-- Start --
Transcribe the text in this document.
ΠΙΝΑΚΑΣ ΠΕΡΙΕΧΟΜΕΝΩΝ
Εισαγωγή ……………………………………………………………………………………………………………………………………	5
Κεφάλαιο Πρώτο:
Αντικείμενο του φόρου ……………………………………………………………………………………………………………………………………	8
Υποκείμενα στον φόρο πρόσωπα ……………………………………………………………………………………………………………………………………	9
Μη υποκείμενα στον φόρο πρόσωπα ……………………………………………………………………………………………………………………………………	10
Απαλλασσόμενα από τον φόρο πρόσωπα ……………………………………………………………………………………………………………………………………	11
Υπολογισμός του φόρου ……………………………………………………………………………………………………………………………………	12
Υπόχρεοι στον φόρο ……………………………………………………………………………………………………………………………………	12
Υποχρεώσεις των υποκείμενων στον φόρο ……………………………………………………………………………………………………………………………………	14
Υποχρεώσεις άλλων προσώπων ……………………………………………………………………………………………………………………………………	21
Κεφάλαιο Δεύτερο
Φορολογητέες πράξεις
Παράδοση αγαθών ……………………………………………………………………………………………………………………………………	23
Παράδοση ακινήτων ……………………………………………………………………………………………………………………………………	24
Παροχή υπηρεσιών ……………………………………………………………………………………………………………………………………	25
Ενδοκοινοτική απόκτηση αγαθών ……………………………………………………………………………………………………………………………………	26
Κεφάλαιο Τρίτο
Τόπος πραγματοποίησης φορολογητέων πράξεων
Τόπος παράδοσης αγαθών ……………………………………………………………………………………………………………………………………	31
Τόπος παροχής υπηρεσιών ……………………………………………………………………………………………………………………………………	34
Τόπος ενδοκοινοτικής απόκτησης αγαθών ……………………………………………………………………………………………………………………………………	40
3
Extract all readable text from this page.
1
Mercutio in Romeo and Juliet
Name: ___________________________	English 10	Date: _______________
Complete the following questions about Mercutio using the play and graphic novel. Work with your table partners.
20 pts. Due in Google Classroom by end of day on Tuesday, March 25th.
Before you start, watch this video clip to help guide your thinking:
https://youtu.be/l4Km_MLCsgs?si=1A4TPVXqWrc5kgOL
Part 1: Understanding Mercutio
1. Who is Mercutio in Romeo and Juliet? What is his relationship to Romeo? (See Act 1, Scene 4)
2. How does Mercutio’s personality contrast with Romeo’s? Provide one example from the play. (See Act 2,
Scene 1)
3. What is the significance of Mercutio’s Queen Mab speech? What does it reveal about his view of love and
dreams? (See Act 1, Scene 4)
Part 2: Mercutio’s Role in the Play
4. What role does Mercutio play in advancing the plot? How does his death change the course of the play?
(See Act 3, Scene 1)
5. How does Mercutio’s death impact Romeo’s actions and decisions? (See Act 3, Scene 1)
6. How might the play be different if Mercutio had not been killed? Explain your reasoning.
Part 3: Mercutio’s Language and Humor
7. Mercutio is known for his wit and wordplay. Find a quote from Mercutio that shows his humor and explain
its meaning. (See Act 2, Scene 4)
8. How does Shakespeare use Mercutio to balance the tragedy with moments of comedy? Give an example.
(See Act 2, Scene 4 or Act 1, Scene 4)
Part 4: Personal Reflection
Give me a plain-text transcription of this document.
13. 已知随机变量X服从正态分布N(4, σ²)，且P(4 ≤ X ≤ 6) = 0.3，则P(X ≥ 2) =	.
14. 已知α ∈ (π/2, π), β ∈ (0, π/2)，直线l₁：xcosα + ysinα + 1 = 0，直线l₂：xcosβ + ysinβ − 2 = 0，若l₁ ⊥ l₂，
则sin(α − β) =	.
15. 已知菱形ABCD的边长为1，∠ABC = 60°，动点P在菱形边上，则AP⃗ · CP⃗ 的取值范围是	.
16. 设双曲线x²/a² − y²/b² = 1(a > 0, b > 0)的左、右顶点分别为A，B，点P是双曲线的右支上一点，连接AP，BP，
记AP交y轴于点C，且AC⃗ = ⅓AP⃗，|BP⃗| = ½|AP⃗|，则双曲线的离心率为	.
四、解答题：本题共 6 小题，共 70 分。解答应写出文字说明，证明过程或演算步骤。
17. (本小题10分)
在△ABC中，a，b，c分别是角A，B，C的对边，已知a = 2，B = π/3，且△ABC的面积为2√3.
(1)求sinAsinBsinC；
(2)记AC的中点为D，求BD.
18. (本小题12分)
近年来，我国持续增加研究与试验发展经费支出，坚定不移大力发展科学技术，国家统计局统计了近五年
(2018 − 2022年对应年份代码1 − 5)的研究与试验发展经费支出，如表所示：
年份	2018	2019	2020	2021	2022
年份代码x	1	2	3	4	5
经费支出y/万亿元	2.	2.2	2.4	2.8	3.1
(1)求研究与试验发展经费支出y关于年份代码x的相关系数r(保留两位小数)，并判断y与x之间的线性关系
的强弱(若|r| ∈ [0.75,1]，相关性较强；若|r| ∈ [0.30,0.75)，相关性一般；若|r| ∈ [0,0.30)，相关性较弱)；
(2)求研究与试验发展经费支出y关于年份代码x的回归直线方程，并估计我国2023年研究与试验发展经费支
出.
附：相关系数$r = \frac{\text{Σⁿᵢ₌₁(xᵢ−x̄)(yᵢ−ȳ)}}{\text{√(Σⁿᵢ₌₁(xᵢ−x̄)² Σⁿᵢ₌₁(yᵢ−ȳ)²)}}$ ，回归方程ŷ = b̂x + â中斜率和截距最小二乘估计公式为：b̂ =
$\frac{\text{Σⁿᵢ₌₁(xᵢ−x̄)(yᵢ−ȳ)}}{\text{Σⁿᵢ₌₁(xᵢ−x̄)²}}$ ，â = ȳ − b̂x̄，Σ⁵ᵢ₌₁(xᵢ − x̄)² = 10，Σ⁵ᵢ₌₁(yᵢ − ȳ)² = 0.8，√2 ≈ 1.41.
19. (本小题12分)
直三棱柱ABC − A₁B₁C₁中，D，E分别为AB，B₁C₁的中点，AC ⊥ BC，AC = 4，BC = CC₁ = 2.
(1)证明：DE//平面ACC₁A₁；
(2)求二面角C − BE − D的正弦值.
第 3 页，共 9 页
-- End --
Give back each line above precisely as it stands.

OUTPUT FOR THIS EXERCISE:
Transcribe the text in this document.
ΠΙΝΑΚΑΣ ΠΕΡΙΕΧΟΜΕΝΩΝ
Εισαγωγή ……………………………………………………………………………………………………………………………………	5
Κεφάλαιο Πρώτο:
Αντικείμενο του φόρου ……………………………………………………………………………………………………………………………………	8
Υποκείμενα στον φόρο πρόσωπα ……………………………………………………………………………………………………………………………………	9
Μη υποκείμενα στον φόρο πρόσωπα ……………………………………………………………………………………………………………………………………	10
Απαλλασσόμενα από τον φόρο πρόσωπα ……………………………………………………………………………………………………………………………………	11
Υπολογισμός του φόρου ……………………………………………………………………………………………………………………………………	12
Υπόχρεοι στον φόρο ……………………………………………………………………………………………………………………………………	12
Υποχρεώσεις των υποκείμενων στον φόρο ……………………………………………………………………………………………………………………………………	14
Υποχρεώσεις άλλων προσώπων ……………………………………………………………………………………………………………………………………	21
Κεφάλαιο Δεύτερο
Φορολογητέες πράξεις
Παράδοση αγαθών ……………………………………………………………………………………………………………………………………	23
Παράδοση ακινήτων ……………………………………………………………………………………………………………………………………	24
Παροχή υπηρεσιών ……………………………………………………………………………………………………………………………………	25
Ενδοκοινοτική απόκτηση αγαθών ……………………………………………………………………………………………………………………………………	26
Κεφάλαιο Τρίτο
Τόπος πραγματοποίησης φορολογητέων πράξεων
Τόπος παράδοσης αγαθών ……………………………………………………………………………………………………………………………………	31
Τόπος παροχής υπηρεσιών ……………………………………………………………………………………………………………………………………	34
Τόπος ενδοκοινοτικής απόκτησης αγαθών ……………………………………………………………………………………………………………………………………	40
3
Extract all readable text from this page.
1
Mercutio in Romeo and Juliet
Name: ___________________________	English 10	Date: _______________
Complete the following questions about Mercutio using the play and graphic novel. Work with your table partners.
20 pts. Due in Google Classroom by end of day on Tuesday, March 25th.
Before you start, watch this video clip to help guide your thinking:
https://youtu.be/l4Km_MLCsgs?si=1A4TPVXqWrc5kgOL
Part 1: Understanding Mercutio
1. Who is Mercutio in Romeo and Juliet? What is his relationship to Romeo? (See Act 1, Scene 4)
2. How does Mercutio’s personality contrast with Romeo’s? Provide one example from the play. (See Act 2,
Scene 1)
3. What is the significance of Mercutio’s Queen Mab speech? What does it reveal about his view of love and
dreams? (See Act 1, Scene 4)
Part 2: Mercutio’s Role in the Play
4. What role does Mercutio play in advancing the plot? How does his death change the course of the play?
(See Act 3, Scene 1)
5. How does Mercutio’s death impact Romeo’s actions and decisions? (See Act 3, Scene 1)
6. How might the play be different if Mercutio had not been killed? Explain your reasoning.
Part 3: Mercutio’s Language and Humor
7. Mercutio is known for his wit and wordplay. Find a quote from Mercutio that shows his humor and explain
its meaning. (See Act 2, Scene 4)
8. How does Shakespeare use Mercutio to balance the tragedy with moments of comedy? Give an example.
(See Act 2, Scene 4 or Act 1, Scene 4)
Part 4: Personal Reflection
Give me a plain-text transcription of this document.
13. 已知随机变量X服从正态分布N(4, σ²)，且P(4 ≤ X ≤ 6) = 0.3，则P(X ≥ 2) =	.
14. 已知α ∈ (π/2, π), β ∈ (0, π/2)，直线l₁：xcosα + ysinα + 1 = 0，直线l₂：xcosβ + ysinβ − 2 = 0，若l₁ ⊥ l₂，
则sin(α − β) =	.
15. 已知菱形ABCD的边长为1，∠ABC = 60°，动点P在菱形边上，则AP⃗ · CP⃗ 的取值范围是	.
16. 设双曲线x²/a² − y²/b² = 1(a > 0, b > 0)的左、右顶点分别为A，B，点P是双曲线的右支上一点，连接AP，BP，
记AP交y轴于点C，且AC⃗ = ⅓AP⃗，|BP⃗| = ½|AP⃗|，则双曲线的离心率为	.
四、解答题：本题共 6 小题，共 70 分。解答应写出文字说明，证明过程或演算步骤。
17. (本小题10分)
在△ABC中，a，b，c分别是角A，B，C的对边，已知a = 2，B = π/3，且△ABC的面积为2√3.
(1)求sinAsinBsinC；
(2)记AC的中点为D，求BD.
18. (本小题12分)
近年来，我国持续增加研究与试验发展经费支出，坚定不移大力发展科学技术，国家统计局统计了近五年
(2018 − 2022年对应年份代码1 − 5)的研究与试验发展经费支出，如表所示：
年份	2018	2019	2020	2021	2022
年份代码x	1	2	3	4	5
经费支出y/万亿元	2.	2.2	2.4	2.8	3.1
(1)求研究与试验发展经费支出y关于年份代码x的相关系数r(保留两位小数)，并判断y与x之间的线性关系
的强弱(若|r| ∈ [0.75,1]，相关性较强；若|r| ∈ [0.30,0.75)，相关性一般；若|r| ∈ [0,0.30)，相关性较弱)；
(2)求研究与试验发展经费支出y关于年份代码x的回归直线方程，并估计我国2023年研究与试验发展经费支
出.
附：相关系数$r = \frac{\text{Σⁿᵢ₌₁(xᵢ−x̄)(yᵢ−ȳ)}}{\text{√(Σⁿᵢ₌₁(xᵢ−x̄)² Σⁿᵢ₌₁(yᵢ−ȳ)²)}}$ ，回归方程ŷ = b̂x + â中斜率和截距最小二乘估计公式为：b̂ =
$\frac{\text{Σⁿᵢ₌₁(xᵢ−x̄)(yᵢ−ȳ)}}{\text{Σⁿᵢ₌₁(xᵢ−x̄)²}}$ ，â = ȳ − b̂x̄，Σ⁵ᵢ₌₁(xᵢ − x̄)² = 10，Σ⁵ᵢ₌₁(yᵢ − ȳ)² = 0.8，√2 ≈ 1.41.
19. (本小题12分)
直三棱柱ABC − A₁B₁C₁中，D，E分别为AB，B₁C₁的中点，AC ⊥ BC，AC = 4，BC = CC₁ = 2.
(1)证明：DE//平面ACC₁A₁；
(2)求二面角C − BE − D的正弦值.
第 3 页，共 9 页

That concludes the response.